◆ Material supplied:
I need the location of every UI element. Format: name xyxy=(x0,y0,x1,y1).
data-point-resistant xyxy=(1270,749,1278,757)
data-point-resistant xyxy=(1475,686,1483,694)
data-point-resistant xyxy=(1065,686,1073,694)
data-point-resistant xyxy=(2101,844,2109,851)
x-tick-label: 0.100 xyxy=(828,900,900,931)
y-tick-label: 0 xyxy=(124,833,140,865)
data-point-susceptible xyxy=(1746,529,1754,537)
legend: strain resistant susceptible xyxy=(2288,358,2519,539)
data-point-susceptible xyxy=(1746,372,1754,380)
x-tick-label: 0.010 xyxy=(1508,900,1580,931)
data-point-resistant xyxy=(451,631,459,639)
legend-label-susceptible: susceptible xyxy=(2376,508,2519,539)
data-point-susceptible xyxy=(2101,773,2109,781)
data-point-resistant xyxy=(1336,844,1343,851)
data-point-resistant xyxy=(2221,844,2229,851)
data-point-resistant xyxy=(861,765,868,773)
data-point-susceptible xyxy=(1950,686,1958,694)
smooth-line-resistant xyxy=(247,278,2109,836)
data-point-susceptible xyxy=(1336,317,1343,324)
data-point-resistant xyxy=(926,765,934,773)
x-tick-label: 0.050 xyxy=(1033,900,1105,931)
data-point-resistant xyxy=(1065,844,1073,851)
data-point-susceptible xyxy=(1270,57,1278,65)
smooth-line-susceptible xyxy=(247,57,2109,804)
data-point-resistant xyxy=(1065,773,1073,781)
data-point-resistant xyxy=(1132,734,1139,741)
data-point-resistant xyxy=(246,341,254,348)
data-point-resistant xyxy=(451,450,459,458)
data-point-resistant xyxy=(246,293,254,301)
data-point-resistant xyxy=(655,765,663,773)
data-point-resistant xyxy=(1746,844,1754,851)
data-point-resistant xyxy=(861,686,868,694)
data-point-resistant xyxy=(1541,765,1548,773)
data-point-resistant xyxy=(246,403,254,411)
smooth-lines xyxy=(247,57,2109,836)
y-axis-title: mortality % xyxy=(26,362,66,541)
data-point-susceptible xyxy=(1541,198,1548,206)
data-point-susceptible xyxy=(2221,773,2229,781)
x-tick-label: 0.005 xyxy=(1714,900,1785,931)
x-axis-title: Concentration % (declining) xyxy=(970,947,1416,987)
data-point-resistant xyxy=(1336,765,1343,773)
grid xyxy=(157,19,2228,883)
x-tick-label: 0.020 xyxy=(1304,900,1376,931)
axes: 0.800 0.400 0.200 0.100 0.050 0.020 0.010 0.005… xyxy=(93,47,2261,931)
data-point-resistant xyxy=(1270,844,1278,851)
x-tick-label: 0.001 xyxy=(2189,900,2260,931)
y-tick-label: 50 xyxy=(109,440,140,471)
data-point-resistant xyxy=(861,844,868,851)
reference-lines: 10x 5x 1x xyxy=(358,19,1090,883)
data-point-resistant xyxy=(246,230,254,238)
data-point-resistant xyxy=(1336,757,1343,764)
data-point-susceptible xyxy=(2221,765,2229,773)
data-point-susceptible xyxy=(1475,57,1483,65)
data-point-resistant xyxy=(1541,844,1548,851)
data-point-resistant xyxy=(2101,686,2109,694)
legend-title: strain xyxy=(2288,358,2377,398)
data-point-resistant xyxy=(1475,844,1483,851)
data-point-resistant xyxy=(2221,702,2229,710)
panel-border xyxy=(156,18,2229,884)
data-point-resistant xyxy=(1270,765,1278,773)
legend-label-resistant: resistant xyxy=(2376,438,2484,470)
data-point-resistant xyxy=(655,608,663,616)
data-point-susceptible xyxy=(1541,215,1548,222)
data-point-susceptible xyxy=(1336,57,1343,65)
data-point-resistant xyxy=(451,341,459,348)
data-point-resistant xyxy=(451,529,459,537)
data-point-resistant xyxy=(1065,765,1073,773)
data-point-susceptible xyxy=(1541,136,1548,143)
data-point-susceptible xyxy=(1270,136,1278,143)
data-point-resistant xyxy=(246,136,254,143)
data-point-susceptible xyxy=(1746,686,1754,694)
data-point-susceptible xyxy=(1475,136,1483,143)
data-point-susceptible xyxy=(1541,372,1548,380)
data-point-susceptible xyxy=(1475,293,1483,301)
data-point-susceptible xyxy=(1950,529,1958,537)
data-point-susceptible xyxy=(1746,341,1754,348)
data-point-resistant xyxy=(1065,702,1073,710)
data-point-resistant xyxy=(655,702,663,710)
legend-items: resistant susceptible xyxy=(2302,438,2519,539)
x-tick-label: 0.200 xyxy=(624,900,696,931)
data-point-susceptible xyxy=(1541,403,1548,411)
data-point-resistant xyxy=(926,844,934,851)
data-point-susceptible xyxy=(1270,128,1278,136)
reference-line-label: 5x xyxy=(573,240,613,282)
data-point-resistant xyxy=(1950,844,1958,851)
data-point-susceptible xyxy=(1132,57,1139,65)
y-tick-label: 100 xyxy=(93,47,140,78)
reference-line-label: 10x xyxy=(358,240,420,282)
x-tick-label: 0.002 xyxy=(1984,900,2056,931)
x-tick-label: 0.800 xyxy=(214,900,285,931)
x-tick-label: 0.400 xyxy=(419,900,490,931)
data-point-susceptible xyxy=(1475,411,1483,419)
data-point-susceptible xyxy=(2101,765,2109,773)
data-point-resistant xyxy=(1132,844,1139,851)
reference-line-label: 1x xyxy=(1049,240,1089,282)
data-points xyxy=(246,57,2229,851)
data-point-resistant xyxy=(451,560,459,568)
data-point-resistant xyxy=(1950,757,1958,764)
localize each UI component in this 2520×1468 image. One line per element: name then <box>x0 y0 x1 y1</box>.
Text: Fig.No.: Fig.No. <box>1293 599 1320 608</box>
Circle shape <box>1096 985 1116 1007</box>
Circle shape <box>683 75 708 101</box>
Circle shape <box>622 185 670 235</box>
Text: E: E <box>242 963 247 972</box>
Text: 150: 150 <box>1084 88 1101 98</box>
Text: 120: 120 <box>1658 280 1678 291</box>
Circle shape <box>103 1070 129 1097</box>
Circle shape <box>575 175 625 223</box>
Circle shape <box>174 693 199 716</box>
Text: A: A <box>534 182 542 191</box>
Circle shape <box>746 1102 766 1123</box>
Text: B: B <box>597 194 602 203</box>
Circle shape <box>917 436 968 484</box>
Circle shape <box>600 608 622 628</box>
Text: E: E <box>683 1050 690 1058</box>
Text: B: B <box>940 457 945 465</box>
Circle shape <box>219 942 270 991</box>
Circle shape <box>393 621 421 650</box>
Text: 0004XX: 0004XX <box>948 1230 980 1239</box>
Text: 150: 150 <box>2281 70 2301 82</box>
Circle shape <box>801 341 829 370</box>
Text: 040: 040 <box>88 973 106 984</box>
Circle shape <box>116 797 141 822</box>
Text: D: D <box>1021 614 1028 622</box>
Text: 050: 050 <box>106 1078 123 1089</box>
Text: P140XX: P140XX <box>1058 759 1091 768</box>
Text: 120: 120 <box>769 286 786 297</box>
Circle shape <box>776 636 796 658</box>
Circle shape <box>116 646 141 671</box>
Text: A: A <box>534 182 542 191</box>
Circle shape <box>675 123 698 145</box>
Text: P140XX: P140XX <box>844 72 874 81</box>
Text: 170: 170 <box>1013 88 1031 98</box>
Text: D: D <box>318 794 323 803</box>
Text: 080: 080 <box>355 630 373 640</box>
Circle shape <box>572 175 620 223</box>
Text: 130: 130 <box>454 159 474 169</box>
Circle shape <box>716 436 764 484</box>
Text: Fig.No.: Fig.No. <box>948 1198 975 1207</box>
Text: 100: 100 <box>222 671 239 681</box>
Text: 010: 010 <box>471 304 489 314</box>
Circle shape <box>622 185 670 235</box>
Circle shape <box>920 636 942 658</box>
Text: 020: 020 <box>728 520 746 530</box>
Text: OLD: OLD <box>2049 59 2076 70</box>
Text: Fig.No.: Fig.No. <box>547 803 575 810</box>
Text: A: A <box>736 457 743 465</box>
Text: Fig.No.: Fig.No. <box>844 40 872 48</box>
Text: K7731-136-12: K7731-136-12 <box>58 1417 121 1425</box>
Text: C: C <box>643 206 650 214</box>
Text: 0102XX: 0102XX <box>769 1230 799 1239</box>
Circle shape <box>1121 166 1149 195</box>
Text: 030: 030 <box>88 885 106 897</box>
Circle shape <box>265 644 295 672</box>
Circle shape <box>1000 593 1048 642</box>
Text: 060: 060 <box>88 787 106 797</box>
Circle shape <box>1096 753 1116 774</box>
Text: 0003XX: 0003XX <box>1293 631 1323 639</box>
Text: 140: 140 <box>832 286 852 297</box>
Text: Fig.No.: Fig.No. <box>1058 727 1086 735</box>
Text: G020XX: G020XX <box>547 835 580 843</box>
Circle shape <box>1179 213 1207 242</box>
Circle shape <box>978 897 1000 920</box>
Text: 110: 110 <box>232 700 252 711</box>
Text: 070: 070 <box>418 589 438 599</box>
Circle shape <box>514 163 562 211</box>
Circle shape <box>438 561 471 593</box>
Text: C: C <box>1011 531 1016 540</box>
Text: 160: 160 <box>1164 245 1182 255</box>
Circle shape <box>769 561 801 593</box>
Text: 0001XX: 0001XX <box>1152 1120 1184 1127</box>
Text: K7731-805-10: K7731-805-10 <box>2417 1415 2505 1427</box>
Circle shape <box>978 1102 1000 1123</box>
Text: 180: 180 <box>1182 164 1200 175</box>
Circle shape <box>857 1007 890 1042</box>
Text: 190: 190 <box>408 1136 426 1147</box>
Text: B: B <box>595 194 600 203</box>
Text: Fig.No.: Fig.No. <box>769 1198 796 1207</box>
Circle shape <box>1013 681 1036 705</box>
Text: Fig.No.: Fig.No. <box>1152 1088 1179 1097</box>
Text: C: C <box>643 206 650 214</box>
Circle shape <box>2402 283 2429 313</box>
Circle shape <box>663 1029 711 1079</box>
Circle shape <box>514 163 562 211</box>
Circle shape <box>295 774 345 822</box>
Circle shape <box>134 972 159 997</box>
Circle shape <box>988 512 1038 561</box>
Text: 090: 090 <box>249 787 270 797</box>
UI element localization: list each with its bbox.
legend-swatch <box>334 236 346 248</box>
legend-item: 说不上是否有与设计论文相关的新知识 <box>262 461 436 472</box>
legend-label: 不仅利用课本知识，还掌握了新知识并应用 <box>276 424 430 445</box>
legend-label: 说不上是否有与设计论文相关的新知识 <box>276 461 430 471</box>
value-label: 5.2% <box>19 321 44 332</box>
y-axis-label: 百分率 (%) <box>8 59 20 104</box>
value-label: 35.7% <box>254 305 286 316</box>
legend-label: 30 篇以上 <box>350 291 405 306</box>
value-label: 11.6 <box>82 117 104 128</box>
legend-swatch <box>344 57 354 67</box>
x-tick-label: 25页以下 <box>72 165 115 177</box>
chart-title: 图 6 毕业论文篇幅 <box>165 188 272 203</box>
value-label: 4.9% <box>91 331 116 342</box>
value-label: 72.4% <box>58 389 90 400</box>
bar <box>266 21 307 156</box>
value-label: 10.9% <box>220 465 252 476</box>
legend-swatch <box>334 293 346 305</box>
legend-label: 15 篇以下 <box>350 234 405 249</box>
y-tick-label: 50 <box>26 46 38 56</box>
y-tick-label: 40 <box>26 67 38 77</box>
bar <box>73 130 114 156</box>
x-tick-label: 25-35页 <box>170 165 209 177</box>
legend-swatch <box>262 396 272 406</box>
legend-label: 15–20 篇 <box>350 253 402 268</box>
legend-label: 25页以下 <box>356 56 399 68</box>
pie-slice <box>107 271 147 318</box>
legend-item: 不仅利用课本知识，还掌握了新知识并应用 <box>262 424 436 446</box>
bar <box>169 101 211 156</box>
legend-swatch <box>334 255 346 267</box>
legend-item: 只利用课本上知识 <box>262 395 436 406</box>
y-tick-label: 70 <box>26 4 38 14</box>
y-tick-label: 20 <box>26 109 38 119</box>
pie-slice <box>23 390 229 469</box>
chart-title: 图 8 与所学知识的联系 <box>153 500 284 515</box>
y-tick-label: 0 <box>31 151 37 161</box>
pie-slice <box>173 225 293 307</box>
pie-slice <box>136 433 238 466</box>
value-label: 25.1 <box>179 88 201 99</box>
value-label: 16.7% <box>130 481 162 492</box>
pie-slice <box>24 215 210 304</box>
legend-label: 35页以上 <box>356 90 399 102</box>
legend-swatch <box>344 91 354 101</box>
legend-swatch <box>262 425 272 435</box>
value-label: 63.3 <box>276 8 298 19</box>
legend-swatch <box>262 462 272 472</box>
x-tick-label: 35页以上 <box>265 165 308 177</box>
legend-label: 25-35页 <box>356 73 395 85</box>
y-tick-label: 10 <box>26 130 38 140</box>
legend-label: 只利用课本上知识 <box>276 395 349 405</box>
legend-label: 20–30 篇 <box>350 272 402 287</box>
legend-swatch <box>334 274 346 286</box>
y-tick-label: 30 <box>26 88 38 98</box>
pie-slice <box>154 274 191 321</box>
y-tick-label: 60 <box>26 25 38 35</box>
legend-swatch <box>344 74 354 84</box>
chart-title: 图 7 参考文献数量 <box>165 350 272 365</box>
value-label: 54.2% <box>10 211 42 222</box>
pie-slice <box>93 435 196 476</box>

◆ Written exercise: Please transcribe the lines above word for word, starting at the very first line and ending at the line that contains "data-point-susceptible xyxy=(1746,372,1754,380)", with both of those lines included.

◆ Result of this task:
I need the location of every UI element. Format: name xyxy=(x0,y0,x1,y1).
data-point-resistant xyxy=(1270,749,1278,757)
data-point-resistant xyxy=(1475,686,1483,694)
data-point-resistant xyxy=(1065,686,1073,694)
data-point-resistant xyxy=(2101,844,2109,851)
x-tick-label: 0.100 xyxy=(828,900,900,931)
y-tick-label: 0 xyxy=(124,833,140,865)
data-point-susceptible xyxy=(1746,529,1754,537)
legend: strain resistant susceptible xyxy=(2288,358,2519,539)
data-point-susceptible xyxy=(1746,372,1754,380)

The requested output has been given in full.